> **ENTRIES SHOWN**
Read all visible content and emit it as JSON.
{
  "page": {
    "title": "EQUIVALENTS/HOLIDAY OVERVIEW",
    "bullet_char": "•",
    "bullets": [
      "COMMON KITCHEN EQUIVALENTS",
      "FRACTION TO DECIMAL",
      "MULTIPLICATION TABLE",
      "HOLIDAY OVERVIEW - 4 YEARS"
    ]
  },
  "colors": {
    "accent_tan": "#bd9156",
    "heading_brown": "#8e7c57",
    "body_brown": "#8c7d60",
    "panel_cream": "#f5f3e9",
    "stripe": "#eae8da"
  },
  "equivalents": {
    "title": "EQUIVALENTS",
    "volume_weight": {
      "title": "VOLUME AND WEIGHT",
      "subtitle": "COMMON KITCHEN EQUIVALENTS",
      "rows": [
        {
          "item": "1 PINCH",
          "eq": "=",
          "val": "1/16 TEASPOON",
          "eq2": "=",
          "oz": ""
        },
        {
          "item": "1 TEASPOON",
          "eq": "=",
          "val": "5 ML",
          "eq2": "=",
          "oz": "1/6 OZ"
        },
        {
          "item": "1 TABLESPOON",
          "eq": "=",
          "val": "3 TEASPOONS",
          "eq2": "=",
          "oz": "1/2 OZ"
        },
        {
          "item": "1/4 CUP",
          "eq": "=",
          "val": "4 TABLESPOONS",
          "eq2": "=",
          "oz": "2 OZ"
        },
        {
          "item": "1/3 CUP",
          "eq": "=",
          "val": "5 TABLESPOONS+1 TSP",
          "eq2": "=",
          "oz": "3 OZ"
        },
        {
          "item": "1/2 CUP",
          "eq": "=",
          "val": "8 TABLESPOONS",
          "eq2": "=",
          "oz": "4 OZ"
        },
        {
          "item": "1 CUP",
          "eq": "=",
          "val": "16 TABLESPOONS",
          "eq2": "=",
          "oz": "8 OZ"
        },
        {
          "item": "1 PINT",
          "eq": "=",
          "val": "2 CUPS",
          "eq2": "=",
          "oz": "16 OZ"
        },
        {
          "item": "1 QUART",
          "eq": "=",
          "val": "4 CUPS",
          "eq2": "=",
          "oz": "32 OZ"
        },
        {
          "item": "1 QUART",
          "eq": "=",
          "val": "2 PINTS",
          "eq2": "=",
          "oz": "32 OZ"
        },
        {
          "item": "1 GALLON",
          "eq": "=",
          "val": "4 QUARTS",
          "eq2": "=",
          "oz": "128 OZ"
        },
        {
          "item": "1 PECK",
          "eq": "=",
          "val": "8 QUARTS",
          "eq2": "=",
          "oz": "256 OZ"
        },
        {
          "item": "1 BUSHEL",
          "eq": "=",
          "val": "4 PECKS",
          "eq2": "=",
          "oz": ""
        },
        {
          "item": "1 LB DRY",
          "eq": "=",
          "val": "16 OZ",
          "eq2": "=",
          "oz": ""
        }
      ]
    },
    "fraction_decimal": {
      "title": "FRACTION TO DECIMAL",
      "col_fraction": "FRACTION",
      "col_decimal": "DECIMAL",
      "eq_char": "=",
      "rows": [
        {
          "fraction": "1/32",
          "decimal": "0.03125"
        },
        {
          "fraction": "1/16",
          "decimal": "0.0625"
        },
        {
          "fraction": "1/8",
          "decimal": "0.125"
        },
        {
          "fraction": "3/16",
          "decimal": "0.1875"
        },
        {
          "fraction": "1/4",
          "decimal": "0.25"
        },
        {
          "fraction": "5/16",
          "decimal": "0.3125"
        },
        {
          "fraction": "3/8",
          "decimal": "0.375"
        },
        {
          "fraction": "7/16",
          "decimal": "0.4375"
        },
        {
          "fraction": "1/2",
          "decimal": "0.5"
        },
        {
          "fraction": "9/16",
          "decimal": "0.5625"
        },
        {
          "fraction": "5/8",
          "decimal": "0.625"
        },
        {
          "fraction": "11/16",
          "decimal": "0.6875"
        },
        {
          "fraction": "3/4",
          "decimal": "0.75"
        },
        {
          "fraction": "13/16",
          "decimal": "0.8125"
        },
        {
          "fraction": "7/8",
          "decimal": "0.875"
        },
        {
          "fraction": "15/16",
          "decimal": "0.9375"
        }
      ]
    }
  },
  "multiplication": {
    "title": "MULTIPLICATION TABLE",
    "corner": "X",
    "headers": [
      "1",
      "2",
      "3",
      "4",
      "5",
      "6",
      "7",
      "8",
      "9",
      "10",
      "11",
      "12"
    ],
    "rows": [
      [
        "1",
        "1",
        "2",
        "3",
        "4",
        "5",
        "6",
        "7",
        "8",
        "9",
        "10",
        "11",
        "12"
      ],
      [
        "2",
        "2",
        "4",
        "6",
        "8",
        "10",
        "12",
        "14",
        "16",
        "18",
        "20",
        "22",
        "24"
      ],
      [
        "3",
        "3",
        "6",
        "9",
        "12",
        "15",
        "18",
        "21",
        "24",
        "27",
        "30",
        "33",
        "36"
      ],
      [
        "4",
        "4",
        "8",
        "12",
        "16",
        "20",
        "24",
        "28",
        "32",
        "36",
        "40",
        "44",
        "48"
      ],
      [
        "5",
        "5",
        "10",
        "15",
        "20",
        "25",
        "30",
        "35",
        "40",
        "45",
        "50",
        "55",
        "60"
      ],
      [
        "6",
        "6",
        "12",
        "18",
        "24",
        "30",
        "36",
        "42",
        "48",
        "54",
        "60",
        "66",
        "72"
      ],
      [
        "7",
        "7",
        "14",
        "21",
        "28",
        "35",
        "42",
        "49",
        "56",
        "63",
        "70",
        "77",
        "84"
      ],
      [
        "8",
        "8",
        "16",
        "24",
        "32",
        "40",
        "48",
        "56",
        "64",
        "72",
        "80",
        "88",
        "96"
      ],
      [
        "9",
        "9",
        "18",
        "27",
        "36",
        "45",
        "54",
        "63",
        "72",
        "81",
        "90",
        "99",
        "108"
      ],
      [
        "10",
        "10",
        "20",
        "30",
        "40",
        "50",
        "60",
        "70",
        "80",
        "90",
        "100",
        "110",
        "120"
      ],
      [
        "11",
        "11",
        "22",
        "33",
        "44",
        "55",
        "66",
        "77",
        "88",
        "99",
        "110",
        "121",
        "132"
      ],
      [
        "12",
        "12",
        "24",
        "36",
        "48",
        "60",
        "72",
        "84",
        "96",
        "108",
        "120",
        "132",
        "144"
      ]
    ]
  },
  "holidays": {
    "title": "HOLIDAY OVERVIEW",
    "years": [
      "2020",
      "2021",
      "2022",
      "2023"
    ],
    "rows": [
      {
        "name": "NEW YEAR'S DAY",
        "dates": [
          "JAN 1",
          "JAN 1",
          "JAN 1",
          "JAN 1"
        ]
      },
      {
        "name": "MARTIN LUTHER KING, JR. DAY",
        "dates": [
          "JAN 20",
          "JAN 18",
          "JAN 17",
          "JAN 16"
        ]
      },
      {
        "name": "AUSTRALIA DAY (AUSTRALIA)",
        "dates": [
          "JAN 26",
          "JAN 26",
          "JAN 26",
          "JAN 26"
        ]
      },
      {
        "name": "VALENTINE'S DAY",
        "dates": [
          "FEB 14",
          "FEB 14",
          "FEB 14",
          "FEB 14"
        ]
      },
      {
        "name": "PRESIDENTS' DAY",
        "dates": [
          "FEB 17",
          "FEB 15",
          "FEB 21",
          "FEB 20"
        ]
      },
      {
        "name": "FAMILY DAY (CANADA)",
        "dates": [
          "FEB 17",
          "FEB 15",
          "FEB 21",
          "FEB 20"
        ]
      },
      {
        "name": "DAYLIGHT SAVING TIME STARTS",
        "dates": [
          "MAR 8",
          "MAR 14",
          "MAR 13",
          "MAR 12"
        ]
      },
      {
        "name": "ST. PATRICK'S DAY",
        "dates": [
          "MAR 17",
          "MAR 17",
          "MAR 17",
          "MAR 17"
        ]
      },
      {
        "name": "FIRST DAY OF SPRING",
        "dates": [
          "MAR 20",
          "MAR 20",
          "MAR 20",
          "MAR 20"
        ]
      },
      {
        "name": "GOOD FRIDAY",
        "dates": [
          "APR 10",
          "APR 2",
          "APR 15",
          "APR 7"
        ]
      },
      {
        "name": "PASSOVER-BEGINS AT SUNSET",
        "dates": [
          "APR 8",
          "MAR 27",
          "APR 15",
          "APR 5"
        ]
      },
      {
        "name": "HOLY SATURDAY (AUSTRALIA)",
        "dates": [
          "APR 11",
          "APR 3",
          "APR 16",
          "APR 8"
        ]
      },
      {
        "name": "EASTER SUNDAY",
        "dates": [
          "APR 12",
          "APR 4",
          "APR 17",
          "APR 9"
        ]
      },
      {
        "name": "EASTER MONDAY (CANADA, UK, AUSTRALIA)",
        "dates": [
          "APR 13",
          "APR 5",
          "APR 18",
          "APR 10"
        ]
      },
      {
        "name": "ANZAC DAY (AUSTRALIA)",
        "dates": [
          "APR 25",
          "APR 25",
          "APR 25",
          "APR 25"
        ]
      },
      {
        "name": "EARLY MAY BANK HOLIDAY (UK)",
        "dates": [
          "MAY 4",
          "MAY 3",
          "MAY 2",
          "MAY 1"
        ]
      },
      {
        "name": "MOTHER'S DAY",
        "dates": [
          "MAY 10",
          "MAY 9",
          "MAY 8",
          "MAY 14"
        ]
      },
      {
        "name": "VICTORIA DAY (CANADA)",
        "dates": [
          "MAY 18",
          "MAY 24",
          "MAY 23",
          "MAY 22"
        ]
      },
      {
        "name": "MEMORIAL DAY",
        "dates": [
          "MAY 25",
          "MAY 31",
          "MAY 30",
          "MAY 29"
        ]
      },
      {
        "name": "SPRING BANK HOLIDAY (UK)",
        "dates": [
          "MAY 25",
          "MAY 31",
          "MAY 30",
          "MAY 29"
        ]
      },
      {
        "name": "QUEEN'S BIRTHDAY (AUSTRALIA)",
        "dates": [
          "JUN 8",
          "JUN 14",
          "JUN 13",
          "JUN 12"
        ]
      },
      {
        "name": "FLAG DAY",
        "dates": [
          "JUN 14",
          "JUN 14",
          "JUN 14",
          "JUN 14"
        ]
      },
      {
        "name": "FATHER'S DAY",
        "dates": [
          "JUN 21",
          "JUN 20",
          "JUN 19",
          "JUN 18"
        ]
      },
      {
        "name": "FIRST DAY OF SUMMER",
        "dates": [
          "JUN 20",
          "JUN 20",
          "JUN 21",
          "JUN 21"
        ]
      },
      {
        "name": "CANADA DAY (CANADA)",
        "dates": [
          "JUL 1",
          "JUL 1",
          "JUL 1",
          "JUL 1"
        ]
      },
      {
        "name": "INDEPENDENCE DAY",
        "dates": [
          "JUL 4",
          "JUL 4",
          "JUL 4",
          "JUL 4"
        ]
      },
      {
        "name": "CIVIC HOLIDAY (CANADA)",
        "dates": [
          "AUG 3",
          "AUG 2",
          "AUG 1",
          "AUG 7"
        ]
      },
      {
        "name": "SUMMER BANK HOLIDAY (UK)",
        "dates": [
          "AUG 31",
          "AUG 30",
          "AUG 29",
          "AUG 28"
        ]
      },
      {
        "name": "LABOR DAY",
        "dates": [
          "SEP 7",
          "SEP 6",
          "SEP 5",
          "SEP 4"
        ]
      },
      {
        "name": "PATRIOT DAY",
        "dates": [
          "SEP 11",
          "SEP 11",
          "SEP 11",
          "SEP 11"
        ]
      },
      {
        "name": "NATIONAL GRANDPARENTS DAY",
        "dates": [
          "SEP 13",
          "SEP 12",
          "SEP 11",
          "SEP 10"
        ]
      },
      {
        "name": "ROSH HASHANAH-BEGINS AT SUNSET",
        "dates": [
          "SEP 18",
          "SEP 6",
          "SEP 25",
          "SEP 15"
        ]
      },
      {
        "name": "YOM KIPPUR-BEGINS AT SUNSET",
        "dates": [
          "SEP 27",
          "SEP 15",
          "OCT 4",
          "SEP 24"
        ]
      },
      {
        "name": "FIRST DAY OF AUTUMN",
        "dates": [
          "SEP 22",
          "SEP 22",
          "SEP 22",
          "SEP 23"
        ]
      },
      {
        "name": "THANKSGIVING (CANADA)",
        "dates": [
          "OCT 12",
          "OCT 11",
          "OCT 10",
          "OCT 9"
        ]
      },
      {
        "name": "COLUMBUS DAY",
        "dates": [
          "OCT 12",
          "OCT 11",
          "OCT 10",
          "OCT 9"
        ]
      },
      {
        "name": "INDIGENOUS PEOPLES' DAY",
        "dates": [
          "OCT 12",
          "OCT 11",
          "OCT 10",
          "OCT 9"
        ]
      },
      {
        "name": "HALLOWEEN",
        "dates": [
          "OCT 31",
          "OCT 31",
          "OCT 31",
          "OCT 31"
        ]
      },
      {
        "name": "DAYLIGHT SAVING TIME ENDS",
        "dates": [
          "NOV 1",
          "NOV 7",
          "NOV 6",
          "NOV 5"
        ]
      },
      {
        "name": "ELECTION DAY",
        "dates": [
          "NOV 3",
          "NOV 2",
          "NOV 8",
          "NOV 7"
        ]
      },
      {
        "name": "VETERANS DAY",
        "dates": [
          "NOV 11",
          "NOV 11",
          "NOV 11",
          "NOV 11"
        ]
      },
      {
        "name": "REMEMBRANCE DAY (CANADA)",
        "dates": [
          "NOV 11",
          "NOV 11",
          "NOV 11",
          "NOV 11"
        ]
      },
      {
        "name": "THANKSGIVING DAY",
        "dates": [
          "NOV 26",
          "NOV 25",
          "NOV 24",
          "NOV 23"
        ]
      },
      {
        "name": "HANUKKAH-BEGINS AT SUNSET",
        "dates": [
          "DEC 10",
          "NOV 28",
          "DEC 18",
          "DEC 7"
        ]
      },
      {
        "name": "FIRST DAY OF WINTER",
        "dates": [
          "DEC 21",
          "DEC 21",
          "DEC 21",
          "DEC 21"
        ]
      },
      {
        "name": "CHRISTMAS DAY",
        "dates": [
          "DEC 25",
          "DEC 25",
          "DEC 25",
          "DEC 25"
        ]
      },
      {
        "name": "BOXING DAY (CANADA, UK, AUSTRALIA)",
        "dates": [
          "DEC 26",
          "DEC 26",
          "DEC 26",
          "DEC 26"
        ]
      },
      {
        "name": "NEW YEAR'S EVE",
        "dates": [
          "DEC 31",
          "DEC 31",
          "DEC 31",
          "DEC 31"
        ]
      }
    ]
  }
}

> **OBJECTIVE**
Find the word "AUSTRALIA" in the material, then list each line that holds it.

> **EXERCISE SOLUTION**
        "name": "AUSTRALIA DAY (AUSTRALIA)",
        "name": "HOLY SATURDAY (AUSTRALIA)",
        "name": "EASTER MONDAY (CANADA, UK, AUSTRALIA)",
        "name": "ANZAC DAY (AUSTRALIA)",
        "name": "QUEEN'S BIRTHDAY (AUSTRALIA)",
        "name": "BOXING DAY (CANADA, UK, AUSTRALIA)",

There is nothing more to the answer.